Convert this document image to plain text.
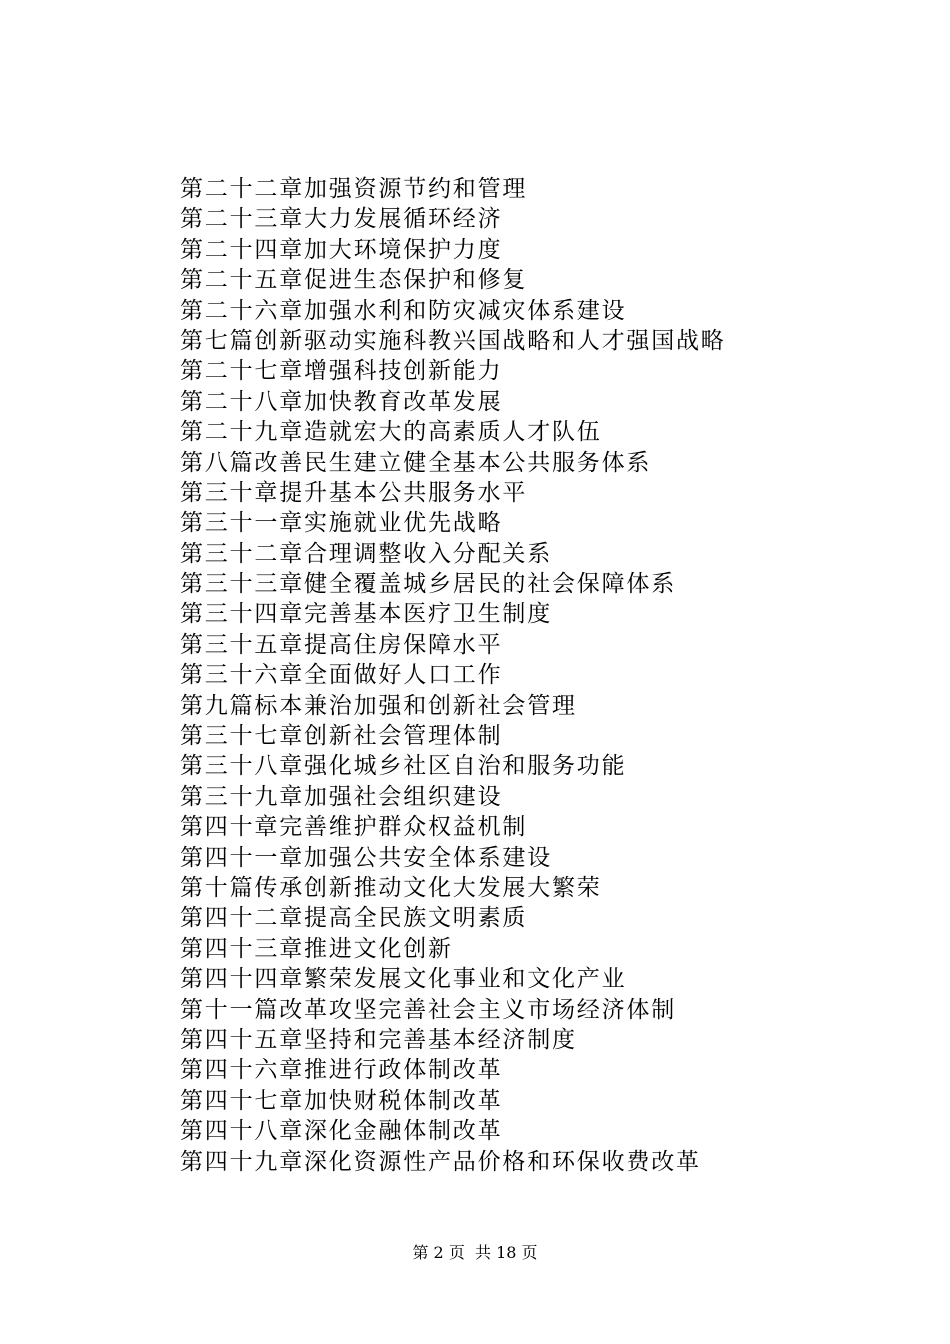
第二十二章加强资源节约和管理
第二十三章大力发展循环经济
第二十四章加大环境保护力度
第二十五章促进生态保护和修复
第二十六章加强水利和防灾减灾体系建设
第七篇创新驱动实施科教兴国战略和人才强国战略
第二十七章增强科技创新能力
第二十八章加快教育改革发展
第二十九章造就宏大的高素质人才队伍
第八篇改善民生建立健全基本公共服务体系
第三十章提升基本公共服务水平
第三十一章实施就业优先战略
第三十二章合理调整收入分配关系
第三十三章健全覆盖城乡居民的社会保障体系
第三十四章完善基本医疗卫生制度
第三十五章提高住房保障水平
第三十六章全面做好人口工作
第九篇标本兼治加强和创新社会管理
第三十七章创新社会管理体制
第三十八章强化城乡社区自治和服务功能
第三十九章加强社会组织建设
第四十章完善维护群众权益机制
第四十一章加强公共安全体系建设
第十篇传承创新推动文化大发展大繁荣
第四十二章提高全民族文明素质
第四十三章推进文化创新
第四十四章繁荣发展文化事业和文化产业
第十一篇改革攻坚完善社会主义市场经济体制
第四十五章坚持和完善基本经济制度
第四十六章推进行政体制改革
第四十七章加快财税体制改革
第四十八章深化金融体制改革
第四十九章深化资源性产品价格和环保收费改革
第 2 页  共 18 页
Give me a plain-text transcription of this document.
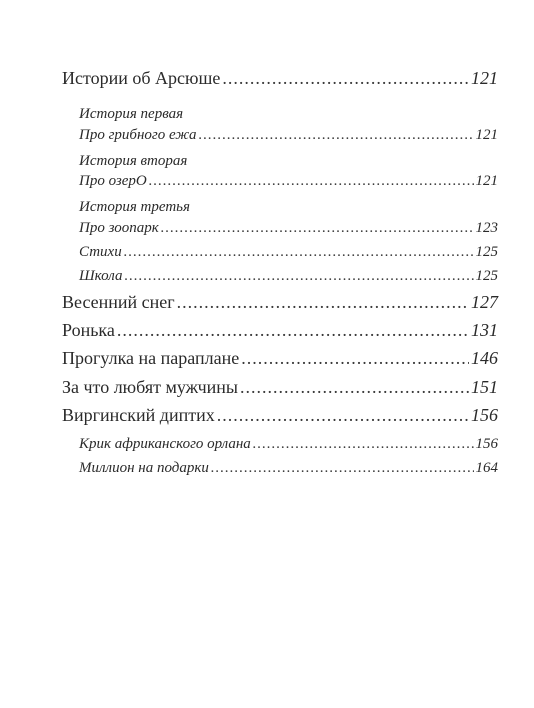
Истории об Арсюше .....	121
История первая
Про грибного ежа .....	121
История вторая
Про озерО .....	121
История третья
Про зоопарк .....	123
Стихи .....	125
Школа .....	125
Весенний снег .....	127
Ронька .....	131
Прогулка на параплане .....	146
За что любят мужчины .....	151
Виргинский диптих .....	156
Крик африканского орлана .....	156
Миллион на подарки .....	164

• _Directions_: Each entry shown above must be quoted exactly, with its pictures left out.

• _Answer for this exercise_:
Convert this document image to plain text.
第二十二章加强资源节约和管理
第二十三章大力发展循环经济
第二十四章加大环境保护力度
第二十五章促进生态保护和修复
第二十六章加强水利和防灾减灾体系建设
第七篇创新驱动实施科教兴国战略和人才强国战略
第二十七章增强科技创新能力
第二十八章加快教育改革发展
第二十九章造就宏大的高素质人才队伍
第八篇改善民生建立健全基本公共服务体系
第三十章提升基本公共服务水平
第三十一章实施就业优先战略
第三十二章合理调整收入分配关系
第三十三章健全覆盖城乡居民的社会保障体系
第三十四章完善基本医疗卫生制度
第三十五章提高住房保障水平
第三十六章全面做好人口工作
第九篇标本兼治加强和创新社会管理
第三十七章创新社会管理体制
第三十八章强化城乡社区自治和服务功能
第三十九章加强社会组织建设
第四十章完善维护群众权益机制
第四十一章加强公共安全体系建设
第十篇传承创新推动文化大发展大繁荣
第四十二章提高全民族文明素质
第四十三章推进文化创新
第四十四章繁荣发展文化事业和文化产业
第十一篇改革攻坚完善社会主义市场经济体制
第四十五章坚持和完善基本经济制度
第四十六章推进行政体制改革
第四十七章加快财税体制改革
第四十八章深化金融体制改革
第四十九章深化资源性产品价格和环保收费改革
第 2 页  共 18 页
Give me a plain-text transcription of this document.
Истории об Арсюше .....	121
История первая
Про грибного ежа .....	121
История вторая
Про озерО .....	121
История третья
Про зоопарк .....	123
Стихи .....	125
Школа .....	125
Весенний снег .....	127
Ронька .....	131
Прогулка на параплане .....	146
За что любят мужчины .....	151
Виргинский диптих .....	156
Крик африканского орлана .....	156
Миллион на подарки .....	164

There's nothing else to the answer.